-- start INFORMATION SHOWN --

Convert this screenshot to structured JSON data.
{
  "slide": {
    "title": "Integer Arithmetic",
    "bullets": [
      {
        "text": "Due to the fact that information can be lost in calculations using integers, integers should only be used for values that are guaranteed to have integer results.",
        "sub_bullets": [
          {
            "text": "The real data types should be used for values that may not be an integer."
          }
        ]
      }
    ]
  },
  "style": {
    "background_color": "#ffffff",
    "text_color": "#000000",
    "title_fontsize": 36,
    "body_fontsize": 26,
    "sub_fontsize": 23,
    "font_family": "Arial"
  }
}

-- end INFORMATION SHOWN --
-- start INFORMATION SHOWN --

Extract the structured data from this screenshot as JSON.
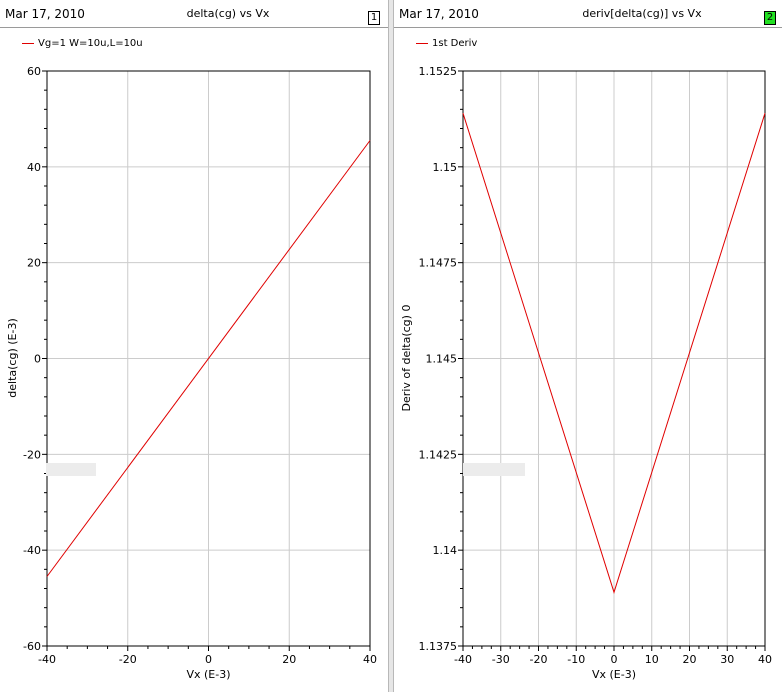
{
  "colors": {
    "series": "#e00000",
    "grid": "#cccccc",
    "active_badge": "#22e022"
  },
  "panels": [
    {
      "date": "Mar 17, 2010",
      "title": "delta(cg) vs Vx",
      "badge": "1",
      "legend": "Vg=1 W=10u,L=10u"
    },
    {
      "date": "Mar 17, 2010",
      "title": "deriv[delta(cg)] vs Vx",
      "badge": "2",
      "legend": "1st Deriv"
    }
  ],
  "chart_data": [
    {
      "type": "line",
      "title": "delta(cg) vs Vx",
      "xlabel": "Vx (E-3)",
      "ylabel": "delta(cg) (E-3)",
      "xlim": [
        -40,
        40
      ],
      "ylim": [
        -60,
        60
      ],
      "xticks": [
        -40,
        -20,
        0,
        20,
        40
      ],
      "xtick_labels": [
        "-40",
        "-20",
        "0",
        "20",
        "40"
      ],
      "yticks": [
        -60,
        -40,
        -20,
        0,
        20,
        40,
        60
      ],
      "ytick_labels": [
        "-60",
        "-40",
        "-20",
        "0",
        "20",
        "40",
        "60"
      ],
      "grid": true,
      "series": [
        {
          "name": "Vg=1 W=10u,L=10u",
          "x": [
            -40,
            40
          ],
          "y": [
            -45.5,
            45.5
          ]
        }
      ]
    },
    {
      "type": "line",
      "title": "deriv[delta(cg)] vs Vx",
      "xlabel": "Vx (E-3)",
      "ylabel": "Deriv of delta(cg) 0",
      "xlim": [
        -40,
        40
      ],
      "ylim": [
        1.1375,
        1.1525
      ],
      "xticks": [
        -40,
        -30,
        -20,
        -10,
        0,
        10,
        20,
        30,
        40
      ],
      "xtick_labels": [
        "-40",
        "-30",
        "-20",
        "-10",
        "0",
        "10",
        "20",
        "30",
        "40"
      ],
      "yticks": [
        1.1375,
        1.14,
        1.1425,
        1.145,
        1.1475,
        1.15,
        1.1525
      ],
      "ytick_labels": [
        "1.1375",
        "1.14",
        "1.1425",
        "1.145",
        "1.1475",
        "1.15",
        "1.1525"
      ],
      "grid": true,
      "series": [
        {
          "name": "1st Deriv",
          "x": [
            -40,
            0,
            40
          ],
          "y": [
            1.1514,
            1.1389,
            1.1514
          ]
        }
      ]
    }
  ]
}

-- end INFORMATION SHOWN --

**STATED TASK**
Note every line above where the string "ylabel" shows up, and copy those lines.

**ANSWER TO THIS PROBLEM**
      "ylabel": "delta(cg) (E-3)",
      "ylabel": "Deriv of delta(cg) 0",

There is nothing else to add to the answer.